- Required work
Identify all lines below that hold "образование" and collect them.

§

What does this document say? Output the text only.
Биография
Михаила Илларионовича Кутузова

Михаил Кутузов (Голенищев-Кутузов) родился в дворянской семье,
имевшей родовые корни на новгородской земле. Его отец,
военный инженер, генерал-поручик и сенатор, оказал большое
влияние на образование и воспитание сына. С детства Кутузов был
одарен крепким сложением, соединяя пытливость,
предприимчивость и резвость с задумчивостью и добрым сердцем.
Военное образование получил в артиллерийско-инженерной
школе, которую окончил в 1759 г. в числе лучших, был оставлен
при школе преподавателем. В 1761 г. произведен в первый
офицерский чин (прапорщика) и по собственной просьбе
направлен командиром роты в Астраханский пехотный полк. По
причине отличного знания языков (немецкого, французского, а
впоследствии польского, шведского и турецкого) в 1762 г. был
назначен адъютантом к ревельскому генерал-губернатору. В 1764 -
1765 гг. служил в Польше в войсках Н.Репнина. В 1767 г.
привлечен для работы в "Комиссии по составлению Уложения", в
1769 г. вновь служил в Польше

§

- Worked answer
влияние на образование и воспитание сына. С детства Кутузов был
Военное образование получил в артиллерийско-инженерной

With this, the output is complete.